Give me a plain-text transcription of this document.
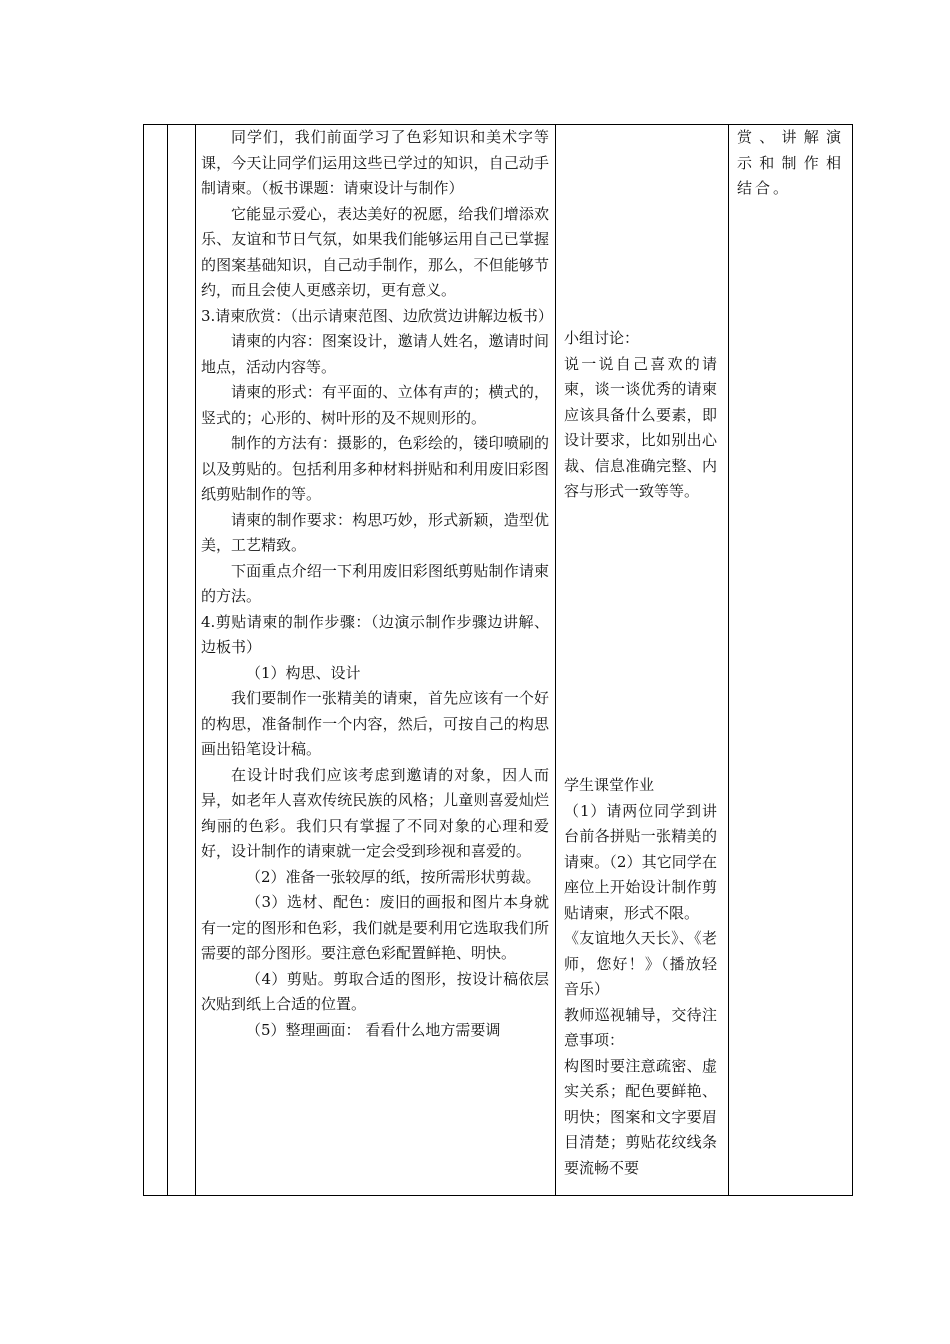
同学们，我们前面学习了色彩知识和美术字等课，今天让同学们运用这些已学过的知识，自己动手制请柬。（板书课题：请柬设计与制作）

它能显示爱心，表达美好的祝愿，给我们增添欢乐、友谊和节日气氛，如果我们能够运用自己已掌握的图案基础知识，自己动手制作，那么，不但能够节约，而且会使人更感亲切，更有意义。

3.请柬欣赏：（出示请柬范图、边欣赏边讲解边板书）

请柬的内容：图案设计，邀请人姓名，邀请时间地点，活动内容等。

请柬的形式：有平面的、立体有声的；横式的，竖式的；心形的、树叶形的及不规则形的。

制作的方法有：摄影的，色彩绘的，镂印喷刷的以及剪贴的。包括利用多种材料拼贴和利用废旧彩图纸剪贴制作的等。

请柬的制作要求：构思巧妙，形式新颖，造型优美，工艺精致。

下面重点介绍一下利用废旧彩图纸剪贴制作请柬的方法。

4.剪贴请柬的制作步骤：（边演示制作步骤边讲解、边板书）

（1）构思、设计

我们要制作一张精美的请柬，首先应该有一个好的构思，准备制作一个内容，然后，可按自己的构思画出铅笔设计稿。

在设计时我们应该考虑到邀请的对象，因人而异，如老年人喜欢传统民族的风格；儿童则喜爱灿烂绚丽的色彩。我们只有掌握了不同对象的心理和爱好，设计制作的请柬就一定会受到珍视和喜爱的。

（2）准备一张较厚的纸，按所需形状剪裁。

（3）选材、配色：废旧的画报和图片本身就有一定的图形和色彩，我们就是要利用它选取我们所需要的部分图形。要注意色彩配置鲜艳、明快。

（4）剪贴。剪取合适的图形，按设计稿依层次贴到纸上合适的位置。

（5）整理画面： 看看什么地方需要调

小组讨论：

说一说自己喜欢的请柬，谈一谈优秀的请柬应该具备什么要素，即设计要求，比如别出心裁、信息准确完整、内容与形式一致等等。

学生课堂作业

（1）请两位同学到讲台前各拼贴一张精美的请柬。（2）其它同学在座位上开始设计制作剪贴请柬，形式不限。

《友谊地久天长》、《老师，您好！》（播放轻音乐）

教师巡视辅导，交待注意事项：

构图时要注意疏密、虚实关系；配色要鲜艳、明快；图案和文字要眉目清楚；剪贴花纹线条要流畅不要

赏、讲解演示和制作相结合。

### Requirements
Drop the pictures and reproduce the rest of the entries above exactly.

### Solution to the problem
Give me a plain-text transcription of this document.
同学们，我们前面学习了色彩知识和美术字等课，今天让同学们运用这些已学过的知识，自己动手制请柬。（板书课题：请柬设计与制作）

它能显示爱心，表达美好的祝愿，给我们增添欢乐、友谊和节日气氛，如果我们能够运用自己已掌握的图案基础知识，自己动手制作，那么，不但能够节约，而且会使人更感亲切，更有意义。

3.请柬欣赏：（出示请柬范图、边欣赏边讲解边板书）

请柬的内容：图案设计，邀请人姓名，邀请时间地点，活动内容等。

请柬的形式：有平面的、立体有声的；横式的，竖式的；心形的、树叶形的及不规则形的。

制作的方法有：摄影的，色彩绘的，镂印喷刷的以及剪贴的。包括利用多种材料拼贴和利用废旧彩图纸剪贴制作的等。

请柬的制作要求：构思巧妙，形式新颖，造型优美，工艺精致。

下面重点介绍一下利用废旧彩图纸剪贴制作请柬的方法。

4.剪贴请柬的制作步骤：（边演示制作步骤边讲解、边板书）

（1）构思、设计

我们要制作一张精美的请柬，首先应该有一个好的构思，准备制作一个内容，然后，可按自己的构思画出铅笔设计稿。

在设计时我们应该考虑到邀请的对象，因人而异，如老年人喜欢传统民族的风格；儿童则喜爱灿烂绚丽的色彩。我们只有掌握了不同对象的心理和爱好，设计制作的请柬就一定会受到珍视和喜爱的。

（2）准备一张较厚的纸，按所需形状剪裁。

（3）选材、配色：废旧的画报和图片本身就有一定的图形和色彩，我们就是要利用它选取我们所需要的部分图形。要注意色彩配置鲜艳、明快。

（4）剪贴。剪取合适的图形，按设计稿依层次贴到纸上合适的位置。

（5）整理画面： 看看什么地方需要调

小组讨论：

说一说自己喜欢的请柬，谈一谈优秀的请柬应该具备什么要素，即设计要求，比如别出心裁、信息准确完整、内容与形式一致等等。

学生课堂作业

（1）请两位同学到讲台前各拼贴一张精美的请柬。（2）其它同学在座位上开始设计制作剪贴请柬，形式不限。

《友谊地久天长》、《老师，您好！》（播放轻音乐）

教师巡视辅导，交待注意事项：

构图时要注意疏密、虚实关系；配色要鲜艳、明快；图案和文字要眉目清楚；剪贴花纹线条要流畅不要

赏、讲解演示和制作相结合。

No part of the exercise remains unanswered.